===== RAW DATA
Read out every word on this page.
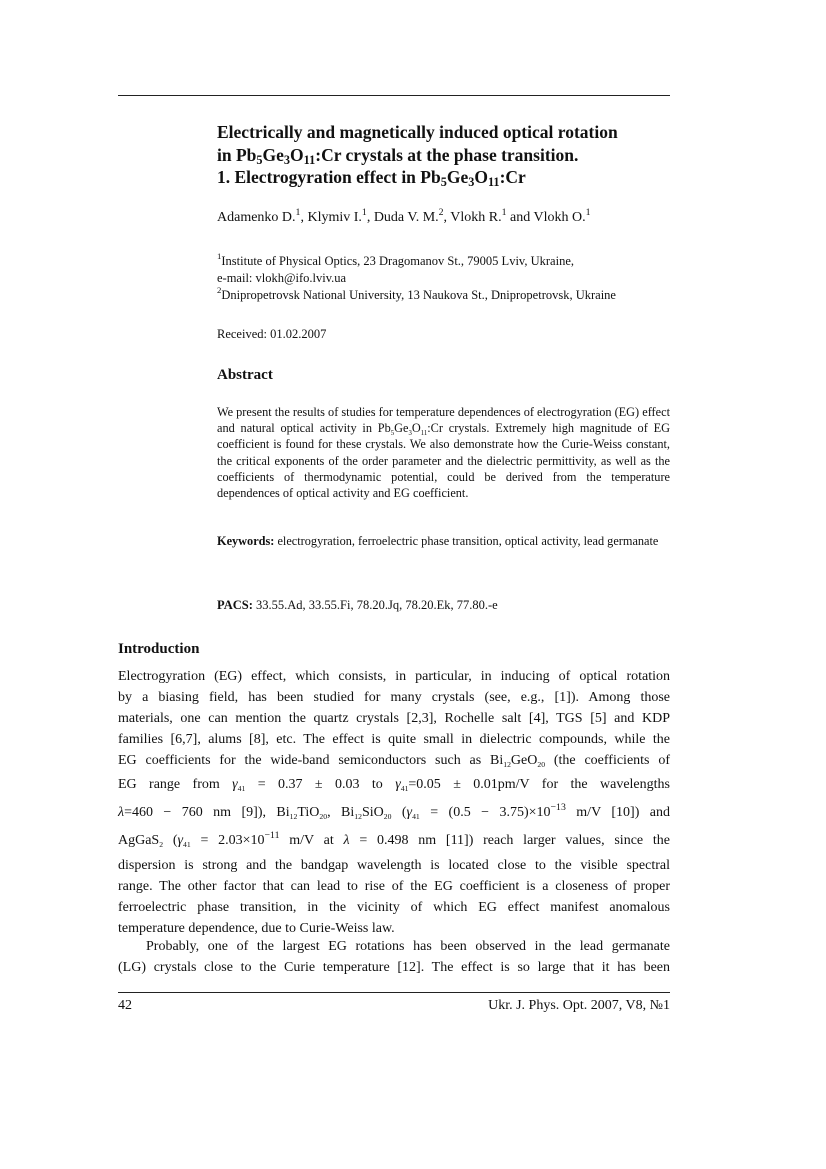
Electrically and magnetically induced optical rotation
in $Pb_5Ge_3O_{11}:Cr$ crystals at the phase transition.
1. Electrogyration effect in $Pb_5Ge_3O_{11}:Cr$
Adamenko D.$^1$, Klymiv I.$^1$, Duda V. M.$^2$, Vlokh R.$^1$ and Vlokh O.$^1$
$^1$Institute of Physical Optics, 23 Dragomanov St., 79005 Lviv, Ukraine,
e-mail: vlokh@ifo.lviv.ua
$^2$Dnipropetrovsk National University, 13 Naukova St., Dnipropetrovsk, Ukraine
Received: 01.02.2007
Abstract
We present the results of studies for temperature dependences of electrogyration (EG) effect and natural optical activity in $Pb_5Ge_3O_{11}:Cr$ crystals. Extremely high magnitude of EG coefficient is found for these crystals. We also demonstrate how the Curie-Weiss constant, the critical exponents of the order parameter and the dielectric permittivity, as well as the coefficients of thermodynamic potential, could be derived from the temperature dependences of optical activity and EG coefficient.
Keywords: electrogyration, ferroelectric phase transition, optical activity, lead germanate
PACS: 33.55.Ad, 33.55.Fi, 78.20.Jq, 78.20.Ek, 77.80.-e
Introduction
Electrogyration (EG) effect, which consists, in particular, in inducing of optical rotation
by a biasing field, has been studied for many crystals (see, e.g., [1]). Among those
materials, one can mention the quartz crystals [2,3], Rochelle salt [4], TGS [5] and KDP
families [6,7], alums [8], etc. The effect is quite small in dielectric compounds, while the
EG coefficients for the wide-band semiconductors such as $Bi_{12}GeO_{20}$ (the coefficients of
EG range from $\gamma_{41} = 0.37 \pm 0.03$ to $\gamma_{41}=0.05 \pm 0.01pm/V$ for the wavelengths
λ=460 − 760 nm [9]), $Bi_{12}TiO_{20}$, $Bi_{12}SiO_{20}$ ($\gamma_{41} = (0.5 - 3.75)\times 10^{-13}$ m/V [10]) and
AgGaS$_2$ ($\gamma_{41} = 2.03\times 10^{-11}$ m/V at λ = 0.498 nm [11]) reach larger values, since the
dispersion is strong and the bandgap wavelength is located close to the visible spectral
range. The other factor that can lead to rise of the EG coefficient is a closeness of proper
ferroelectric phase transition, in the vicinity of which EG effect manifest anomalous
temperature dependence, due to Curie-Weiss law.
Probably, one of the largest EG rotations has been observed in the lead germanate
(LG) crystals close to the Curie temperature [12]. The effect is so large that it has been
42	Ukr. J. Phys. Opt. 2007, V8, №1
==========
Print all the records again exactly; do not include any picture.

Read out every word on this page.
Electrically and magnetically induced optical rotation
in $Pb_5Ge_3O_{11}:Cr$ crystals at the phase transition.
1. Electrogyration effect in $Pb_5Ge_3O_{11}:Cr$
Adamenko D.$^1$, Klymiv I.$^1$, Duda V. M.$^2$, Vlokh R.$^1$ and Vlokh O.$^1$
$^1$Institute of Physical Optics, 23 Dragomanov St., 79005 Lviv, Ukraine,
e-mail: vlokh@ifo.lviv.ua
$^2$Dnipropetrovsk National University, 13 Naukova St., Dnipropetrovsk, Ukraine
Received: 01.02.2007
Abstract
We present the results of studies for temperature dependences of electrogyration (EG) effect and natural optical activity in $Pb_5Ge_3O_{11}:Cr$ crystals. Extremely high magnitude of EG coefficient is found for these crystals. We also demonstrate how the Curie-Weiss constant, the critical exponents of the order parameter and the dielectric permittivity, as well as the coefficients of thermodynamic potential, could be derived from the temperature dependences of optical activity and EG coefficient.
Keywords: electrogyration, ferroelectric phase transition, optical activity, lead germanate
PACS: 33.55.Ad, 33.55.Fi, 78.20.Jq, 78.20.Ek, 77.80.-e
Introduction
Electrogyration (EG) effect, which consists, in particular, in inducing of optical rotation
by a biasing field, has been studied for many crystals (see, e.g., [1]). Among those
materials, one can mention the quartz crystals [2,3], Rochelle salt [4], TGS [5] and KDP
families [6,7], alums [8], etc. The effect is quite small in dielectric compounds, while the
EG coefficients for the wide-band semiconductors such as $Bi_{12}GeO_{20}$ (the coefficients of
EG range from $\gamma_{41} = 0.37 \pm 0.03$ to $\gamma_{41}=0.05 \pm 0.01pm/V$ for the wavelengths
λ=460 − 760 nm [9]), $Bi_{12}TiO_{20}$, $Bi_{12}SiO_{20}$ ($\gamma_{41} = (0.5 - 3.75)\times 10^{-13}$ m/V [10]) and
AgGaS$_2$ ($\gamma_{41} = 2.03\times 10^{-11}$ m/V at λ = 0.498 nm [11]) reach larger values, since the
dispersion is strong and the bandgap wavelength is located close to the visible spectral
range. The other factor that can lead to rise of the EG coefficient is a closeness of proper
ferroelectric phase transition, in the vicinity of which EG effect manifest anomalous
temperature dependence, due to Curie-Weiss law.
Probably, one of the largest EG rotations has been observed in the lead germanate
(LG) crystals close to the Curie temperature [12]. The effect is so large that it has been
42	Ukr. J. Phys. Opt. 2007, V8, №1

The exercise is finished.